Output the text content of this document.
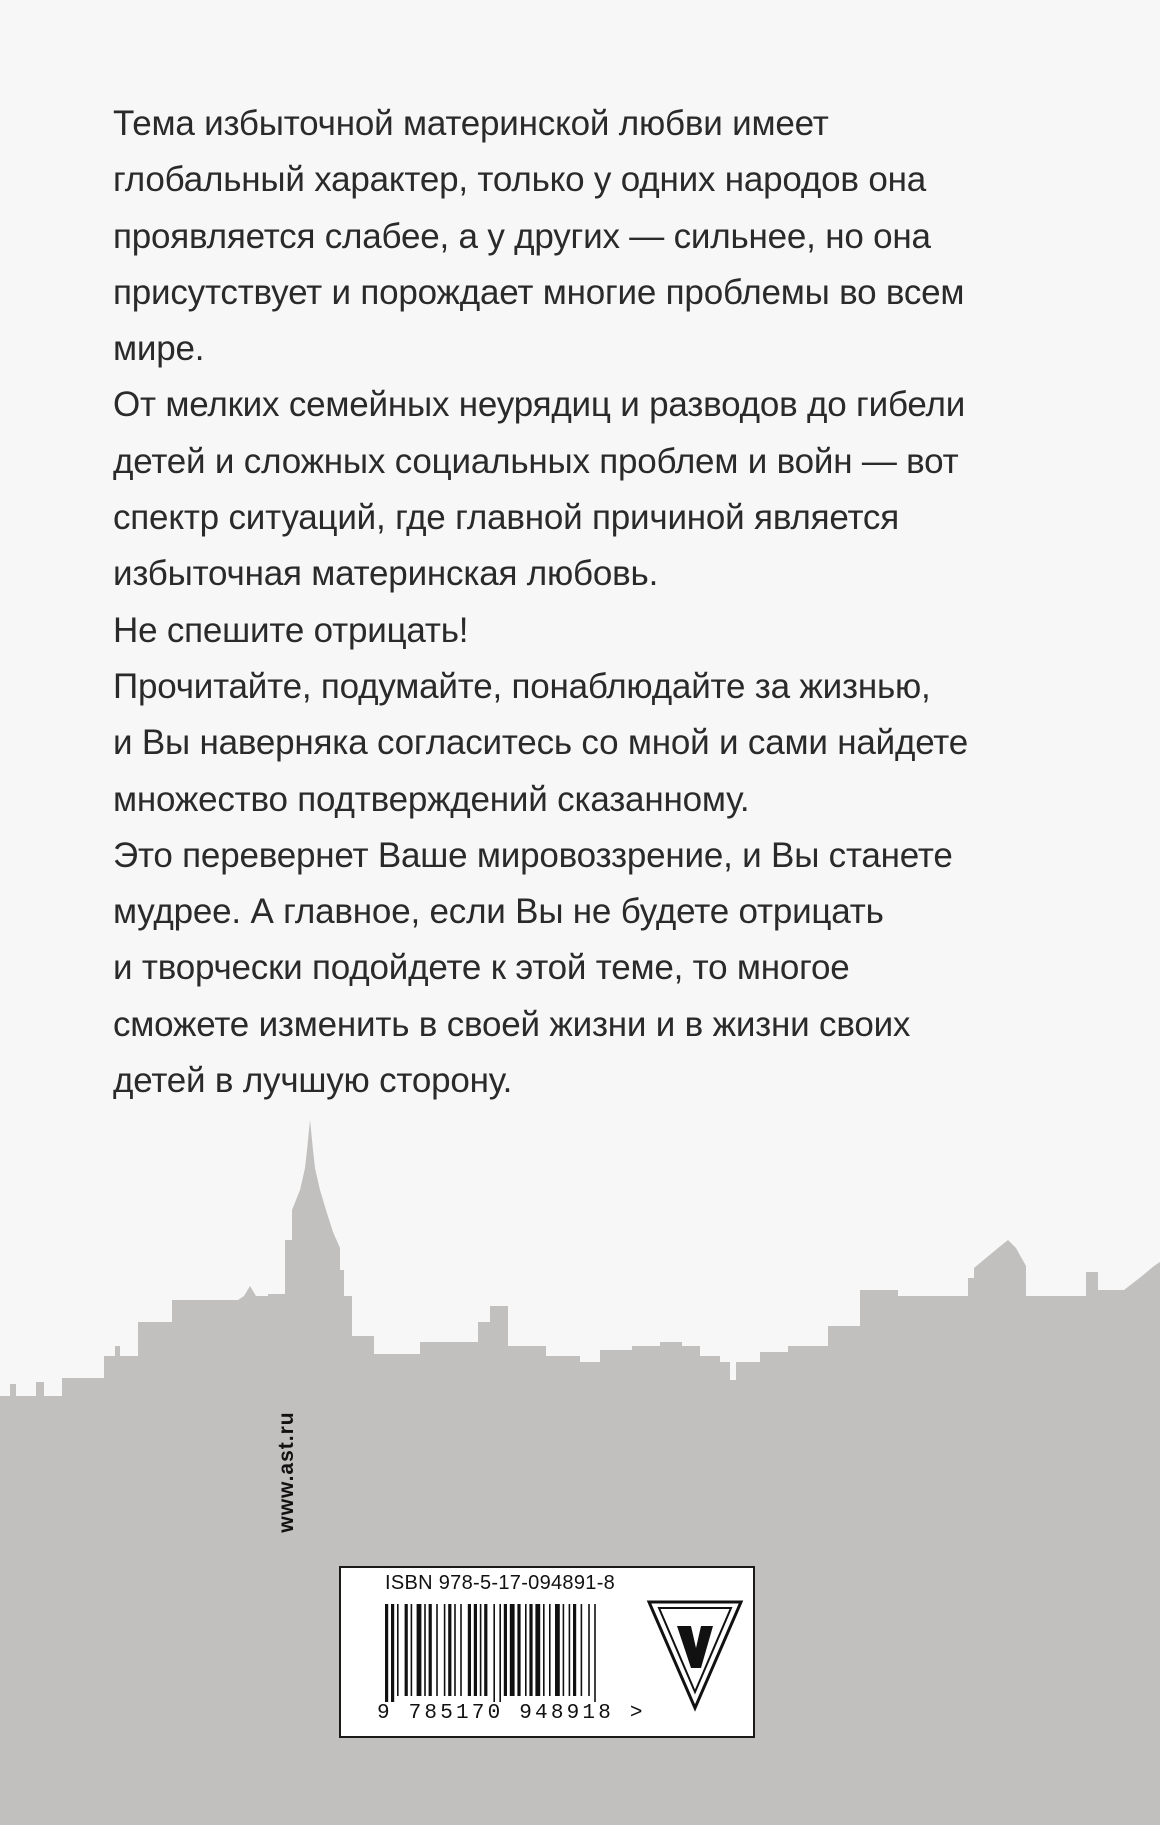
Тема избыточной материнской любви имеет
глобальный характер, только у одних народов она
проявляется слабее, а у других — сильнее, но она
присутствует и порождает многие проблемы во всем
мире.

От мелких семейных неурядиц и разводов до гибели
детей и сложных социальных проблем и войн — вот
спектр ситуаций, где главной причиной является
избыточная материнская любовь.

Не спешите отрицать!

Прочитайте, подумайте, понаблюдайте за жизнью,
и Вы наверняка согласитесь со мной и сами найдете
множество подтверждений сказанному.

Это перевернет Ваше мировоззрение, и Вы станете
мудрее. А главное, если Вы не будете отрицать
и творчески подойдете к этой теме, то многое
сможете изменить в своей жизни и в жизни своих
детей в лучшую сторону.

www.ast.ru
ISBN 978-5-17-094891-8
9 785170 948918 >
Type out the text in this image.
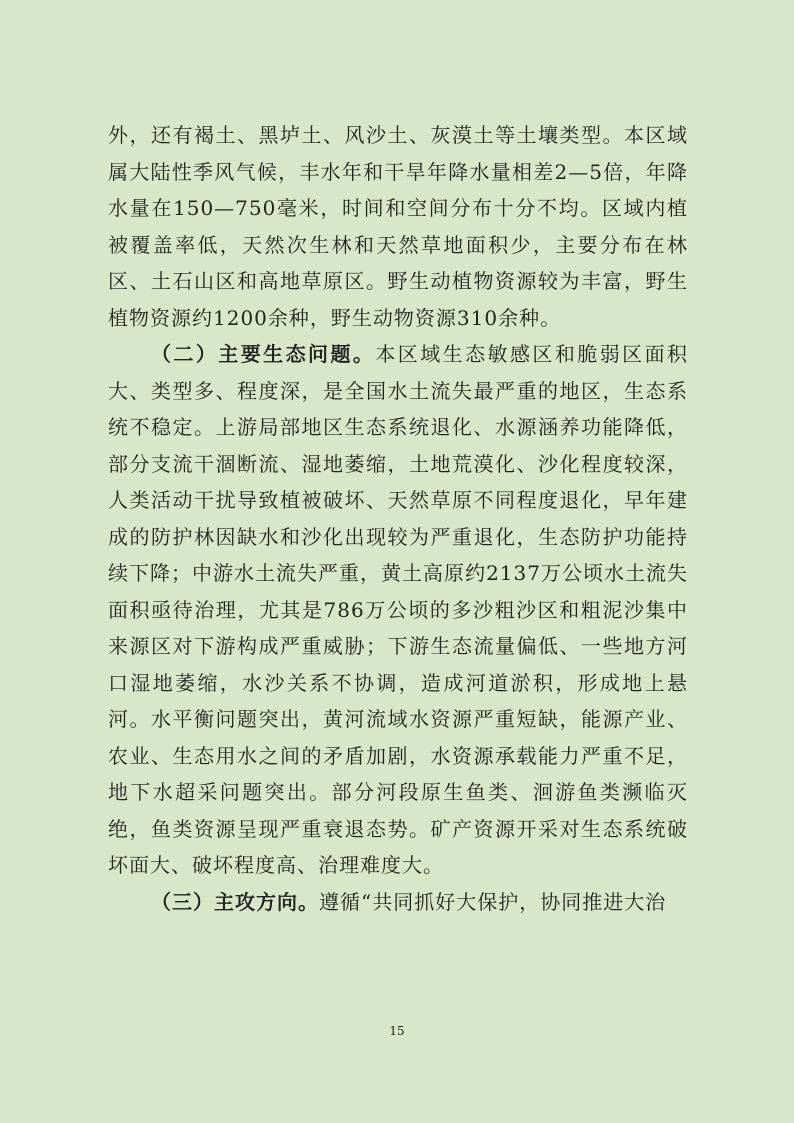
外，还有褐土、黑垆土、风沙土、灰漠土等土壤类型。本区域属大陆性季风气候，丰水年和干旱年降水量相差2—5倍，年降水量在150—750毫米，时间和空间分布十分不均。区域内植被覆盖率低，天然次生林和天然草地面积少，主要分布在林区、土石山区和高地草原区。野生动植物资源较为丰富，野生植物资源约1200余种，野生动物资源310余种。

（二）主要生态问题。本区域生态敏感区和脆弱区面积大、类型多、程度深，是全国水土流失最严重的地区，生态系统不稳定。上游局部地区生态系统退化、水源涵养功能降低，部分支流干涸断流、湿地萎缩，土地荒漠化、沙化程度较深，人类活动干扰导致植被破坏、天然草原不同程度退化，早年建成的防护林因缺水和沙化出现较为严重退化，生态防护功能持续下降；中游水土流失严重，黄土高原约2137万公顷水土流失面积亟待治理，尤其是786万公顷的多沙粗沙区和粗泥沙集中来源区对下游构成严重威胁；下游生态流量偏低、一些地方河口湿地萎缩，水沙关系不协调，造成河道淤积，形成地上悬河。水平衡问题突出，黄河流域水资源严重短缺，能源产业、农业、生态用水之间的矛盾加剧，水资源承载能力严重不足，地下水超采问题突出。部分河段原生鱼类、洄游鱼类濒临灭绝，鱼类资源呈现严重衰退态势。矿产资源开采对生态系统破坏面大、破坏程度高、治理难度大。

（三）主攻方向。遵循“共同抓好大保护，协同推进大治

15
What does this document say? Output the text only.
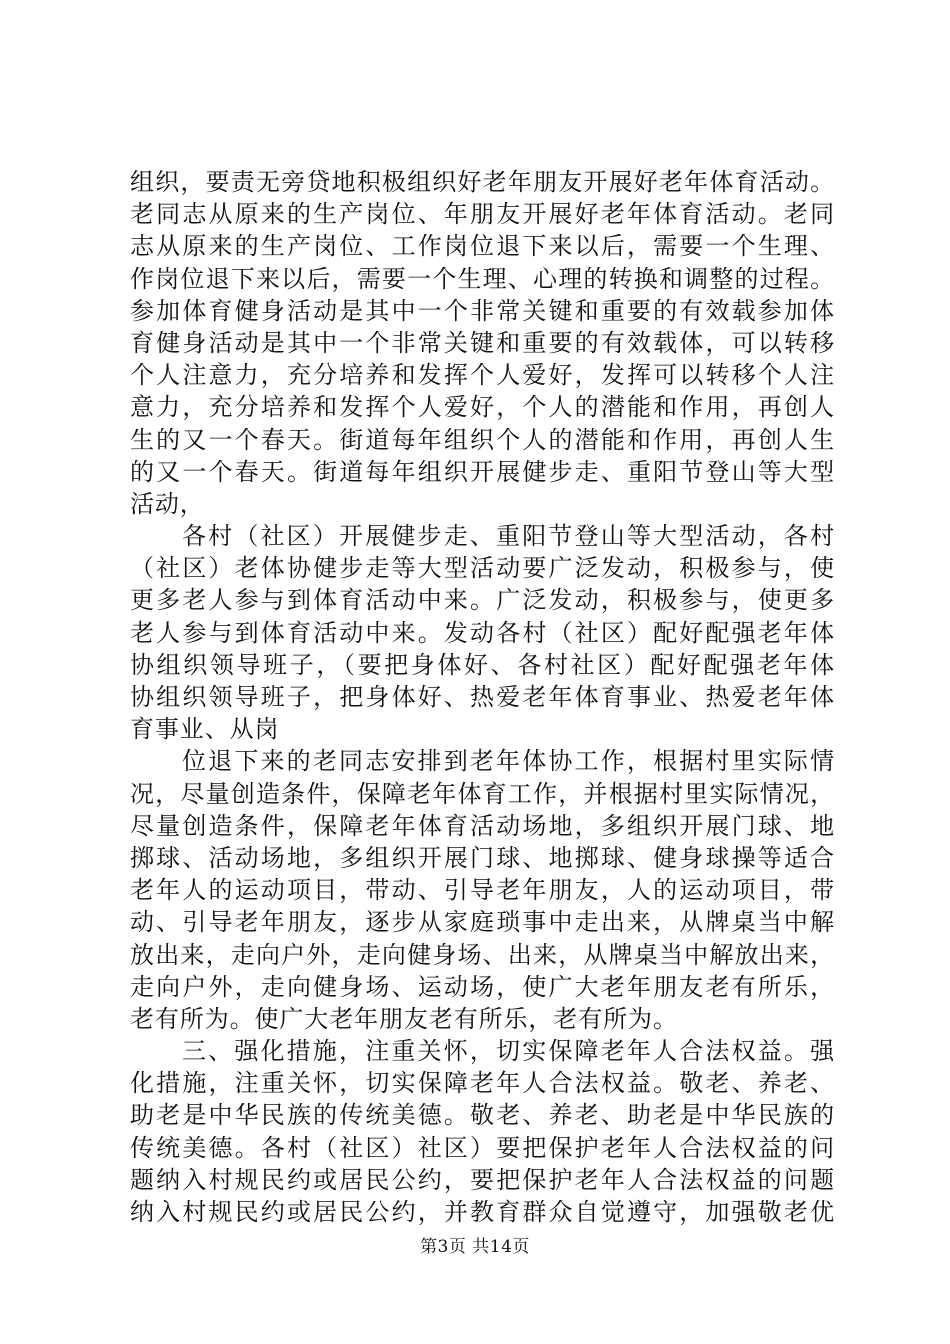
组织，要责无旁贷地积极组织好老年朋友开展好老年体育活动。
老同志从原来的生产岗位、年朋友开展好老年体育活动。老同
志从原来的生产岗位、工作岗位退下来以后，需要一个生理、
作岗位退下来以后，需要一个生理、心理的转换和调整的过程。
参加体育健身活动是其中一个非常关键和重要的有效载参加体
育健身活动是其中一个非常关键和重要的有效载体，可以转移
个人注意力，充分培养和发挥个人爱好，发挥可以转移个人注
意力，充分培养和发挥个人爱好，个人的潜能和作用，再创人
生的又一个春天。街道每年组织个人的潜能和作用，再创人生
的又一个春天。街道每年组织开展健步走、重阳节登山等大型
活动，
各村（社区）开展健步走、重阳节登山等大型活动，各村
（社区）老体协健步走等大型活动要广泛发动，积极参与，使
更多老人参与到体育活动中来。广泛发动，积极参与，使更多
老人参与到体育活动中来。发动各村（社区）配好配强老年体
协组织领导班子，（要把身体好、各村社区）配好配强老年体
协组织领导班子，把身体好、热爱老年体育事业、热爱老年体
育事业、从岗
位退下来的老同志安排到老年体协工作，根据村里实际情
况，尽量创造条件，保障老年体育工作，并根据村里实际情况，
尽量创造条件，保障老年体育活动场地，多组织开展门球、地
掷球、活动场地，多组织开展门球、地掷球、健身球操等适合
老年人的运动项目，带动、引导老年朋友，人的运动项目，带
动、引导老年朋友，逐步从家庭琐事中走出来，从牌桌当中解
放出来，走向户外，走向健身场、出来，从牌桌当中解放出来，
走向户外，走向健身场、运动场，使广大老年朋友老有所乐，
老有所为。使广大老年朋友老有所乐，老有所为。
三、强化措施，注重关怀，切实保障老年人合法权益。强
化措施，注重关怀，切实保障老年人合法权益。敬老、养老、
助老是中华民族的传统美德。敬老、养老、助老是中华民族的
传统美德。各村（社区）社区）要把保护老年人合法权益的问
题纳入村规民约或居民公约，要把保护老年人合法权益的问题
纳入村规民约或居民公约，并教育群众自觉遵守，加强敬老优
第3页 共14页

=== Exercise details ===
Print the listing above in full, exactly as written. Omit any pictures.

=== Result of this exercise ===
Output the text content of this document.
Тема избыточной материнской любви имеет
глобальный характер, только у одних народов она
проявляется слабее, а у других — сильнее, но она
присутствует и порождает многие проблемы во всем
мире.

От мелких семейных неурядиц и разводов до гибели
детей и сложных социальных проблем и войн — вот
спектр ситуаций, где главной причиной является
избыточная материнская любовь.

Не спешите отрицать!

Прочитайте, подумайте, понаблюдайте за жизнью,
и Вы наверняка согласитесь со мной и сами найдете
множество подтверждений сказанному.

Это перевернет Ваше мировоззрение, и Вы станете
мудрее. А главное, если Вы не будете отрицать
и творчески подойдете к этой теме, то многое
сможете изменить в своей жизни и в жизни своих
детей в лучшую сторону.

www.ast.ru
ISBN 978-5-17-094891-8
9 785170 948918 >
Type out the text in this image.
外，还有褐土、黑垆土、风沙土、灰漠土等土壤类型。本区域属大陆性季风气候，丰水年和干旱年降水量相差2—5倍，年降水量在150—750毫米，时间和空间分布十分不均。区域内植被覆盖率低，天然次生林和天然草地面积少，主要分布在林区、土石山区和高地草原区。野生动植物资源较为丰富，野生植物资源约1200余种，野生动物资源310余种。

（二）主要生态问题。本区域生态敏感区和脆弱区面积大、类型多、程度深，是全国水土流失最严重的地区，生态系统不稳定。上游局部地区生态系统退化、水源涵养功能降低，部分支流干涸断流、湿地萎缩，土地荒漠化、沙化程度较深，人类活动干扰导致植被破坏、天然草原不同程度退化，早年建成的防护林因缺水和沙化出现较为严重退化，生态防护功能持续下降；中游水土流失严重，黄土高原约2137万公顷水土流失面积亟待治理，尤其是786万公顷的多沙粗沙区和粗泥沙集中来源区对下游构成严重威胁；下游生态流量偏低、一些地方河口湿地萎缩，水沙关系不协调，造成河道淤积，形成地上悬河。水平衡问题突出，黄河流域水资源严重短缺，能源产业、农业、生态用水之间的矛盾加剧，水资源承载能力严重不足，地下水超采问题突出。部分河段原生鱼类、洄游鱼类濒临灭绝，鱼类资源呈现严重衰退态势。矿产资源开采对生态系统破坏面大、破坏程度高、治理难度大。

（三）主攻方向。遵循“共同抓好大保护，协同推进大治

15
What does this document say? Output the text only.
组织，要责无旁贷地积极组织好老年朋友开展好老年体育活动。
老同志从原来的生产岗位、年朋友开展好老年体育活动。老同
志从原来的生产岗位、工作岗位退下来以后，需要一个生理、
作岗位退下来以后，需要一个生理、心理的转换和调整的过程。
参加体育健身活动是其中一个非常关键和重要的有效载参加体
育健身活动是其中一个非常关键和重要的有效载体，可以转移
个人注意力，充分培养和发挥个人爱好，发挥可以转移个人注
意力，充分培养和发挥个人爱好，个人的潜能和作用，再创人
生的又一个春天。街道每年组织个人的潜能和作用，再创人生
的又一个春天。街道每年组织开展健步走、重阳节登山等大型
活动，
各村（社区）开展健步走、重阳节登山等大型活动，各村
（社区）老体协健步走等大型活动要广泛发动，积极参与，使
更多老人参与到体育活动中来。广泛发动，积极参与，使更多
老人参与到体育活动中来。发动各村（社区）配好配强老年体
协组织领导班子，（要把身体好、各村社区）配好配强老年体
协组织领导班子，把身体好、热爱老年体育事业、热爱老年体
育事业、从岗
位退下来的老同志安排到老年体协工作，根据村里实际情
况，尽量创造条件，保障老年体育工作，并根据村里实际情况，
尽量创造条件，保障老年体育活动场地，多组织开展门球、地
掷球、活动场地，多组织开展门球、地掷球、健身球操等适合
老年人的运动项目，带动、引导老年朋友，人的运动项目，带
动、引导老年朋友，逐步从家庭琐事中走出来，从牌桌当中解
放出来，走向户外，走向健身场、出来，从牌桌当中解放出来，
走向户外，走向健身场、运动场，使广大老年朋友老有所乐，
老有所为。使广大老年朋友老有所乐，老有所为。
三、强化措施，注重关怀，切实保障老年人合法权益。强
化措施，注重关怀，切实保障老年人合法权益。敬老、养老、
助老是中华民族的传统美德。敬老、养老、助老是中华民族的
传统美德。各村（社区）社区）要把保护老年人合法权益的问
题纳入村规民约或居民公约，要把保护老年人合法权益的问题
纳入村规民约或居民公约，并教育群众自觉遵守，加强敬老优
第3页 共14页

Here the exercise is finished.